Your objective » Every line holding the word "значения" counts once. Give the total, nothing more.

Saved entries
- - - -

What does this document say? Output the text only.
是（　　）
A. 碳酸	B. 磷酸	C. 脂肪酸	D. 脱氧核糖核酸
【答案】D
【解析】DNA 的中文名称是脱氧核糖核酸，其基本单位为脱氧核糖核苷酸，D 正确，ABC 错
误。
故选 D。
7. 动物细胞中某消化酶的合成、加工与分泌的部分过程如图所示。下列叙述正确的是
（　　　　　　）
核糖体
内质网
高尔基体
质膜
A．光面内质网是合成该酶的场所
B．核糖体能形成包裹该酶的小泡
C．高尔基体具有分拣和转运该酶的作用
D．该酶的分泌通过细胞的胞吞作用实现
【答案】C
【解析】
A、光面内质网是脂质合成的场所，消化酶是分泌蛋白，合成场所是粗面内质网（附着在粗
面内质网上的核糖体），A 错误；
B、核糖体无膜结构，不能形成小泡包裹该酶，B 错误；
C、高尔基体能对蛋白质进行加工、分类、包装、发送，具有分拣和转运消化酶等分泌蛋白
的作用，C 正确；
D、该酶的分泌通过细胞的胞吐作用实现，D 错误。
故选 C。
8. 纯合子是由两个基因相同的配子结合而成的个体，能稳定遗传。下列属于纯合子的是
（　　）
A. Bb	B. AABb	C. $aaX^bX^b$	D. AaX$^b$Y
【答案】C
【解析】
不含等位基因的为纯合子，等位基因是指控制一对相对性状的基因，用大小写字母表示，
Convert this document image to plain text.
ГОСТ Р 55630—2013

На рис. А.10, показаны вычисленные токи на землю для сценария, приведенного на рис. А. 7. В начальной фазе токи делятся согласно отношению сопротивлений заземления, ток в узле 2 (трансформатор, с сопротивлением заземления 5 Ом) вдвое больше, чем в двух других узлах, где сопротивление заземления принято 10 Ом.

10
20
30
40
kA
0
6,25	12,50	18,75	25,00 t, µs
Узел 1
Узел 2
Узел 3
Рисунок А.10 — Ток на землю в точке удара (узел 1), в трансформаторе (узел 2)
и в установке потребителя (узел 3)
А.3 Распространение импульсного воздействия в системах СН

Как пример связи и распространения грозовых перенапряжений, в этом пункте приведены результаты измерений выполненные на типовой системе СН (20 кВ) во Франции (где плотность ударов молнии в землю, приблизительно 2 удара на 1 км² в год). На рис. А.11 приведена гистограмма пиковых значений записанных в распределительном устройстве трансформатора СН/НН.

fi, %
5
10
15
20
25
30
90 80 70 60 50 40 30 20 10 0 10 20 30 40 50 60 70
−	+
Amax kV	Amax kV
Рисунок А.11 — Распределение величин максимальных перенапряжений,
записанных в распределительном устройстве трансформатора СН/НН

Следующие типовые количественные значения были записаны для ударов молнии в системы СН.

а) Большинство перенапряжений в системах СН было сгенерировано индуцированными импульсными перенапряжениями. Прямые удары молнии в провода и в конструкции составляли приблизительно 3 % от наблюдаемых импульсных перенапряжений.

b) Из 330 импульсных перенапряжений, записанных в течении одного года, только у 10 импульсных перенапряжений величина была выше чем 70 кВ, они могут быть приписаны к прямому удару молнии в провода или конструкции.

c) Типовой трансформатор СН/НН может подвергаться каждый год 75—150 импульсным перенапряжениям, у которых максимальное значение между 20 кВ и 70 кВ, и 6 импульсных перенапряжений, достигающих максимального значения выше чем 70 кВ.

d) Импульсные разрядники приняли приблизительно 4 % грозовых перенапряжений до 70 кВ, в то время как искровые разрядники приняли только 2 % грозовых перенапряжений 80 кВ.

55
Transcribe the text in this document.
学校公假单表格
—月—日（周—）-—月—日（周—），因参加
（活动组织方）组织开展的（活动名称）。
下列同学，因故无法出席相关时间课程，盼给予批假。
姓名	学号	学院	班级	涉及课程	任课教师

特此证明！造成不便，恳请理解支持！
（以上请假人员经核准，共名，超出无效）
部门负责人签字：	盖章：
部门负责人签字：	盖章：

- - - -

Correct result » 2